## [REQUIRED WORK]
Lines containing the string "position" are to be counted; report the total by itself.

## [SOURCE RECORDS]

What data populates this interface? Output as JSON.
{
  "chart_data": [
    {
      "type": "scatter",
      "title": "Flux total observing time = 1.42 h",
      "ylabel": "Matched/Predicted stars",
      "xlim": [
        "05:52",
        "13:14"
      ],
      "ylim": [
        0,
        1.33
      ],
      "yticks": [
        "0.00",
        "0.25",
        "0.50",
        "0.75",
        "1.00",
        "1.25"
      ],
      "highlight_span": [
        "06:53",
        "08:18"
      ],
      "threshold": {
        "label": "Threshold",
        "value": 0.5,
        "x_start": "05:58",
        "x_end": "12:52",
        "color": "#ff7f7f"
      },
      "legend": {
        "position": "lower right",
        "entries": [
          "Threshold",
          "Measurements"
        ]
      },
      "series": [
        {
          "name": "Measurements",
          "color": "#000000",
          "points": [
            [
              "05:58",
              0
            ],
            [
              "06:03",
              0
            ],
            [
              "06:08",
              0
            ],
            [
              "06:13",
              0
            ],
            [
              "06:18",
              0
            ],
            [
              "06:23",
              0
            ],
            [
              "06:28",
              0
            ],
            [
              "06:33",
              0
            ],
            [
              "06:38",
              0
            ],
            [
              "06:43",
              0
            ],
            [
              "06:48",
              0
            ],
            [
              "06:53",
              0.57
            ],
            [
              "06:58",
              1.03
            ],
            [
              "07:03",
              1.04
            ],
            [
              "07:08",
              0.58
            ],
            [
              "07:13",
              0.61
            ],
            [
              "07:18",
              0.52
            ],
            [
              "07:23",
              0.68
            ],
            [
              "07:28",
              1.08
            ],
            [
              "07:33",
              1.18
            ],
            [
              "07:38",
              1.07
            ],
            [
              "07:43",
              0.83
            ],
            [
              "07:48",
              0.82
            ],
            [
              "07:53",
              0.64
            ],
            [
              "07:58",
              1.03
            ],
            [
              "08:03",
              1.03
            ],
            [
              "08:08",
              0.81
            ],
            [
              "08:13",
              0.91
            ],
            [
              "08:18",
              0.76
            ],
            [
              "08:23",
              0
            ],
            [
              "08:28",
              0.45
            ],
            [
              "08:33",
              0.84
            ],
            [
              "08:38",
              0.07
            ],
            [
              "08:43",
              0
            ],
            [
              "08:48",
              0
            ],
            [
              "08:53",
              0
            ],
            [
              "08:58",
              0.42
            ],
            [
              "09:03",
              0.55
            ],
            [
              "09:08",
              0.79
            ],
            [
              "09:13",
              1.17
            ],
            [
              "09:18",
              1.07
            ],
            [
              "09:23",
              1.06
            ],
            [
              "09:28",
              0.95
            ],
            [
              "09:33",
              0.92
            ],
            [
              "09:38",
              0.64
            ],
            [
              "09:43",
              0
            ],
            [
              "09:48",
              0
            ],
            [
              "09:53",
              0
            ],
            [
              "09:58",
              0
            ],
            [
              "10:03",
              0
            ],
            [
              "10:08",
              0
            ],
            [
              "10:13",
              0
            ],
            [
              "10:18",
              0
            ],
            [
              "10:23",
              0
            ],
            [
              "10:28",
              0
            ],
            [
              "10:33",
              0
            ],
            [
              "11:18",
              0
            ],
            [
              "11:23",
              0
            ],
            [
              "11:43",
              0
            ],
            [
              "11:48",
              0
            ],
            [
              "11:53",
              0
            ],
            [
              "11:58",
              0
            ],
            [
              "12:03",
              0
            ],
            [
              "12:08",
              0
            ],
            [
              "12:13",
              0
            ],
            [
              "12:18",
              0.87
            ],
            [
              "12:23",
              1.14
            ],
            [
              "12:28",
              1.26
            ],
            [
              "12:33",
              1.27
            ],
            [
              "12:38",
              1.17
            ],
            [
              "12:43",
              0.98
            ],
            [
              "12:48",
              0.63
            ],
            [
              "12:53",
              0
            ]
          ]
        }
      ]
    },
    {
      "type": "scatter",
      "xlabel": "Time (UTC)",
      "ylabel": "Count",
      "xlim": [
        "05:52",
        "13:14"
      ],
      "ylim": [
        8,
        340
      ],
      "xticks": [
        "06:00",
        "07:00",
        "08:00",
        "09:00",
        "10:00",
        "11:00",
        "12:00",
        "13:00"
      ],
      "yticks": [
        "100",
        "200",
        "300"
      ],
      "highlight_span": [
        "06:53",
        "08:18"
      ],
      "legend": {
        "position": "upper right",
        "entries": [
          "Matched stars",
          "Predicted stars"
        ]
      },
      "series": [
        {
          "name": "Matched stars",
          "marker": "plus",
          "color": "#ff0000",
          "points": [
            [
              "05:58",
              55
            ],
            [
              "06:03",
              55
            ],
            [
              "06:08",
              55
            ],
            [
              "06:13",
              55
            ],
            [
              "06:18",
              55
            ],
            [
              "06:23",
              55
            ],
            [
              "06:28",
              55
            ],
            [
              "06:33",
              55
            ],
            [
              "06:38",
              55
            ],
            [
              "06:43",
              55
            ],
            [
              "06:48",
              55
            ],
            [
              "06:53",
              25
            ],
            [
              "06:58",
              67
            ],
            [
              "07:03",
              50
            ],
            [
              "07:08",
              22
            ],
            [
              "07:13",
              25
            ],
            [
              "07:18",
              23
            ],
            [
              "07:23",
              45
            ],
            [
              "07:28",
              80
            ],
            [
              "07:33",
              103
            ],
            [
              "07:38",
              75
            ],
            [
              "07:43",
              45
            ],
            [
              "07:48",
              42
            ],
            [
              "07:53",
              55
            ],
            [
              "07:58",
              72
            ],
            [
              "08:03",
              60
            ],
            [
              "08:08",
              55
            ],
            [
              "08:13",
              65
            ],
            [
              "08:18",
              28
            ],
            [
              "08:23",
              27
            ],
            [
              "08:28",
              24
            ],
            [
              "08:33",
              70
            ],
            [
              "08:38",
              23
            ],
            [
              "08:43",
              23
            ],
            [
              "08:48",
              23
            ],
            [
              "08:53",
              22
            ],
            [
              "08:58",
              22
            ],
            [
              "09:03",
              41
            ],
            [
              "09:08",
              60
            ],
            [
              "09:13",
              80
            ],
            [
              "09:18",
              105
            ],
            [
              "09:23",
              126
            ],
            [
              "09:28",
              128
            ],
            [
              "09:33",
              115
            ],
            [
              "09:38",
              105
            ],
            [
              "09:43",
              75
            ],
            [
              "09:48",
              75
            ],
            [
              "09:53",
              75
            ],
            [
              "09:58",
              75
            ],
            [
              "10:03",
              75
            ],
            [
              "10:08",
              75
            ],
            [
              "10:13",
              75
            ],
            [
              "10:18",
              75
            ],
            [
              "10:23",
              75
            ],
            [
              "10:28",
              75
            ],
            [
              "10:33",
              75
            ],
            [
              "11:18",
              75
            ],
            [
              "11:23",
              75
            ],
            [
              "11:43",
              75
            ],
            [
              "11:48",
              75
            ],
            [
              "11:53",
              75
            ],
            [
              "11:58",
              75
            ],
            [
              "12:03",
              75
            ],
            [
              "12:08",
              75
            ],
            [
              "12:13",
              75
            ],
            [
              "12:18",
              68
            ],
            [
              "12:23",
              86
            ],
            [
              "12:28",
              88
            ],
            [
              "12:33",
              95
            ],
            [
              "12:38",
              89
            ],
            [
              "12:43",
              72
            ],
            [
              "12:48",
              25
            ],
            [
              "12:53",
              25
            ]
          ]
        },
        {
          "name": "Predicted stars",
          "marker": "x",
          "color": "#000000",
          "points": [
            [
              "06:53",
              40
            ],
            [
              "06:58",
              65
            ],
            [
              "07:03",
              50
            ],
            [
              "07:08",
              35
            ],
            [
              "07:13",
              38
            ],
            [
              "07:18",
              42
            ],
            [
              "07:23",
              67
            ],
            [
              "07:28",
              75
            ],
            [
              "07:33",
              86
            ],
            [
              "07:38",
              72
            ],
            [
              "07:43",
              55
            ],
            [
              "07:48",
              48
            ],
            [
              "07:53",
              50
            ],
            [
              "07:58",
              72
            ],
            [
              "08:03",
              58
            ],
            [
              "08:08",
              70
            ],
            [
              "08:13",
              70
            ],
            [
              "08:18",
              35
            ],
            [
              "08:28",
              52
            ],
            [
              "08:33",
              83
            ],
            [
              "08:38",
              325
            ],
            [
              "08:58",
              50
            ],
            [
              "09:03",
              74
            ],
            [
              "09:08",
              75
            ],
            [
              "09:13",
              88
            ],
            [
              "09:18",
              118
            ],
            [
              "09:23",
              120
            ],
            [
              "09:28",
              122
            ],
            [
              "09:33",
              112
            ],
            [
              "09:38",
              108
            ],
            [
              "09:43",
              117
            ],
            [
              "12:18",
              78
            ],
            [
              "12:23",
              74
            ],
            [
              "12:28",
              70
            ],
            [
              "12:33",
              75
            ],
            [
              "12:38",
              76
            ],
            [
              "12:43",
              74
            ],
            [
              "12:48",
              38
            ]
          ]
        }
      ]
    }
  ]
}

## [OUTPUT OF THE TASK]
2